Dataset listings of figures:
+ + + +

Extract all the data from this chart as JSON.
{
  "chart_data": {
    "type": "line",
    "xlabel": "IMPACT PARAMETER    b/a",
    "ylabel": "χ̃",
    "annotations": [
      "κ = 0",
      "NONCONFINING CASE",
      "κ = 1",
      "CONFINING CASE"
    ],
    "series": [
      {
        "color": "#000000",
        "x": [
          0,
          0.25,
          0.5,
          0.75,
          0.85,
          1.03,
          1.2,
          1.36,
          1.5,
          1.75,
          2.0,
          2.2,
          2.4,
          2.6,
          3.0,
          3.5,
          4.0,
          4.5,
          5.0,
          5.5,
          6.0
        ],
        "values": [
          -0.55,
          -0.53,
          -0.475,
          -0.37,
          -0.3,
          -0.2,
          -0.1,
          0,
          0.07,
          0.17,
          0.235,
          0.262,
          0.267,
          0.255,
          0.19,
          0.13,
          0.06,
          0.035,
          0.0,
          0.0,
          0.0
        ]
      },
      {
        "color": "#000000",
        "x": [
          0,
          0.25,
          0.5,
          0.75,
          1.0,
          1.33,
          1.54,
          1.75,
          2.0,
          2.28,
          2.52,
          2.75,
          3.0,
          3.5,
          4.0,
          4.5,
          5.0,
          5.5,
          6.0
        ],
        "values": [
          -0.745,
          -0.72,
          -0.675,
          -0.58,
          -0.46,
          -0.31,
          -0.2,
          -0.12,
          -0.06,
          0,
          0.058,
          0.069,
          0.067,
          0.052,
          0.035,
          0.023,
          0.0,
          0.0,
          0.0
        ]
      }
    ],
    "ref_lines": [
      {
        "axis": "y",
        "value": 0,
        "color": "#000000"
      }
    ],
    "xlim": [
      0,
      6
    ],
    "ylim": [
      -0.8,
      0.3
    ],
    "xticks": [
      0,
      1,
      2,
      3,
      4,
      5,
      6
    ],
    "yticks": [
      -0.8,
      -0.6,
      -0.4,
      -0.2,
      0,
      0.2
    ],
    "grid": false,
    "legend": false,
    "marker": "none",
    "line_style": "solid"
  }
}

+ + + +

Word for word, write out all of the data above.

#### SOLUTION TO THE PROBLEM
Extract all the data from this chart as JSON.
{
  "chart_data": {
    "type": "line",
    "xlabel": "IMPACT PARAMETER    b/a",
    "ylabel": "χ̃",
    "annotations": [
      "κ = 0",
      "NONCONFINING CASE",
      "κ = 1",
      "CONFINING CASE"
    ],
    "series": [
      {
        "color": "#000000",
        "x": [
          0,
          0.25,
          0.5,
          0.75,
          0.85,
          1.03,
          1.2,
          1.36,
          1.5,
          1.75,
          2.0,
          2.2,
          2.4,
          2.6,
          3.0,
          3.5,
          4.0,
          4.5,
          5.0,
          5.5,
          6.0
        ],
        "values": [
          -0.55,
          -0.53,
          -0.475,
          -0.37,
          -0.3,
          -0.2,
          -0.1,
          0,
          0.07,
          0.17,
          0.235,
          0.262,
          0.267,
          0.255,
          0.19,
          0.13,
          0.06,
          0.035,
          0.0,
          0.0,
          0.0
        ]
      },
      {
        "color": "#000000",
        "x": [
          0,
          0.25,
          0.5,
          0.75,
          1.0,
          1.33,
          1.54,
          1.75,
          2.0,
          2.28,
          2.52,
          2.75,
          3.0,
          3.5,
          4.0,
          4.5,
          5.0,
          5.5,
          6.0
        ],
        "values": [
          -0.745,
          -0.72,
          -0.675,
          -0.58,
          -0.46,
          -0.31,
          -0.2,
          -0.12,
          -0.06,
          0,
          0.058,
          0.069,
          0.067,
          0.052,
          0.035,
          0.023,
          0.0,
          0.0,
          0.0
        ]
      }
    ],
    "ref_lines": [
      {
        "axis": "y",
        "value": 0,
        "color": "#000000"
      }
    ],
    "xlim": [
      0,
      6
    ],
    "ylim": [
      -0.8,
      0.3
    ],
    "xticks": [
      0,
      1,
      2,
      3,
      4,
      5,
      6
    ],
    "yticks": [
      -0.8,
      -0.6,
      -0.4,
      -0.2,
      0,
      0.2
    ],
    "grid": false,
    "legend": false,
    "marker": "none",
    "line_style": "solid"
  }
}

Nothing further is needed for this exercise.